DO THIS: Find the lines holding the string "based" in the data, then copy all of them.

Start MATERIAL PROVIDED

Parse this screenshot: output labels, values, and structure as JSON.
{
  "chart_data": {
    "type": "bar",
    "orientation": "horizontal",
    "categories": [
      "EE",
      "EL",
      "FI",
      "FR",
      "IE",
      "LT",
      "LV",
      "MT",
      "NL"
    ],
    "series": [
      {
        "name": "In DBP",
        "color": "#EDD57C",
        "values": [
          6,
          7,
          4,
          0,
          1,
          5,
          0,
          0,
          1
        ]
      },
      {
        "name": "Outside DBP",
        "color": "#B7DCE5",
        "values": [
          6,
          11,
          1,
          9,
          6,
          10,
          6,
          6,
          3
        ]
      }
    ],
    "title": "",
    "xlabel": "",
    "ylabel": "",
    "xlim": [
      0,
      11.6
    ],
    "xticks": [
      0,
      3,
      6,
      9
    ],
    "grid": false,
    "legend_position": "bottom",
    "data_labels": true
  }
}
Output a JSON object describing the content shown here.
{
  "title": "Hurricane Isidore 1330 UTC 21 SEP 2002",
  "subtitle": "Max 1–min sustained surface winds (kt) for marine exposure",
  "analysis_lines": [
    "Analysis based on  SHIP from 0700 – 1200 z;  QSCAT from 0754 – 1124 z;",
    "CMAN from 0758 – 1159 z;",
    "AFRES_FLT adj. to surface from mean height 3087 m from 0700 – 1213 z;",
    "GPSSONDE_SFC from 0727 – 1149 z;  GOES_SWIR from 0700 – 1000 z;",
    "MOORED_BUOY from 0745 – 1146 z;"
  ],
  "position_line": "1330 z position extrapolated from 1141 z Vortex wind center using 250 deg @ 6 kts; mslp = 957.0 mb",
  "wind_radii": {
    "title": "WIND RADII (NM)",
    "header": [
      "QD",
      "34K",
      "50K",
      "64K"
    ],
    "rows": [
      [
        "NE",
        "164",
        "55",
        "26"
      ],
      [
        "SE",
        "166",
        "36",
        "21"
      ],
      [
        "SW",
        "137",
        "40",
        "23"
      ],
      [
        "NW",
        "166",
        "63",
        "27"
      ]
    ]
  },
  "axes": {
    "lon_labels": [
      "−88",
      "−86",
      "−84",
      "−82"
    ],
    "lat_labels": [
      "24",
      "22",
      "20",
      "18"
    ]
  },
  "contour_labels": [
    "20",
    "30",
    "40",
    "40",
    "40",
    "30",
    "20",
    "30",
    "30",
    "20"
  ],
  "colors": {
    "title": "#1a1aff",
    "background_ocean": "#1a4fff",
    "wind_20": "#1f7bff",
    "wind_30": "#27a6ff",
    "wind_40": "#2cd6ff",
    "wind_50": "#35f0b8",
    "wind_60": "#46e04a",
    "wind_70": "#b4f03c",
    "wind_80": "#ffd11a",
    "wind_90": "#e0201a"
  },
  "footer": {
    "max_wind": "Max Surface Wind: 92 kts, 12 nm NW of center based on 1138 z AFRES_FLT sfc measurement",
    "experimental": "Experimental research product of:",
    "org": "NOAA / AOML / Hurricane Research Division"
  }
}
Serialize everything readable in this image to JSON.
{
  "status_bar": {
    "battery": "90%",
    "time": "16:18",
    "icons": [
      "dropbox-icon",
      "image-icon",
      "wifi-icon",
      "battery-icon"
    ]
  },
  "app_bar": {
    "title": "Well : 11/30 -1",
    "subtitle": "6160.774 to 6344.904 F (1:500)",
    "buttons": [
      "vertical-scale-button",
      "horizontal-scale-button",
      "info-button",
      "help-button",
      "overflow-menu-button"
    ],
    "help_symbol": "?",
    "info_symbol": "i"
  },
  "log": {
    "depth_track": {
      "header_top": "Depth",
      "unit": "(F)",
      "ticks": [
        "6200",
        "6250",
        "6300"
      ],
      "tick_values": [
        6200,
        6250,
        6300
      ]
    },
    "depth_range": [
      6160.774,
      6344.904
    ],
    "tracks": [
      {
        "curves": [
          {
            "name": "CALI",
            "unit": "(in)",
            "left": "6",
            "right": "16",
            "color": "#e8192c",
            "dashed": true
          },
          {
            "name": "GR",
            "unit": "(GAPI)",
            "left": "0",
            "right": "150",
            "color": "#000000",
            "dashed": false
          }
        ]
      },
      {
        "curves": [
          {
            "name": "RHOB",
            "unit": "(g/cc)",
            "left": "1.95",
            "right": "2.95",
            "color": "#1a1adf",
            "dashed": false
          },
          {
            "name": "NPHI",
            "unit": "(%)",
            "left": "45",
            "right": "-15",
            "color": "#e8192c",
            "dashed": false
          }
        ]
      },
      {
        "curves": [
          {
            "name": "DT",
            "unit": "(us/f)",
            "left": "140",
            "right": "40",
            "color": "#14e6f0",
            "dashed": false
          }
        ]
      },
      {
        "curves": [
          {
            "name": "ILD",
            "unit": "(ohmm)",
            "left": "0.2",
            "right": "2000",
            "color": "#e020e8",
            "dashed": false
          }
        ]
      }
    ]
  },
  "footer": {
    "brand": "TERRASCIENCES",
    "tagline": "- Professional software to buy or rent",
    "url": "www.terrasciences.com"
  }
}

End MATERIAL PROVIDED

COMPLETED TASK:
    "Analysis based on  SHIP from 0700 – 1200 z;  QSCAT from 0754 – 1124 z;",
    "max_wind": "Max Surface Wind: 92 kts, 12 nm NW of center based on 1138 z AFRES_FLT sfc measurement",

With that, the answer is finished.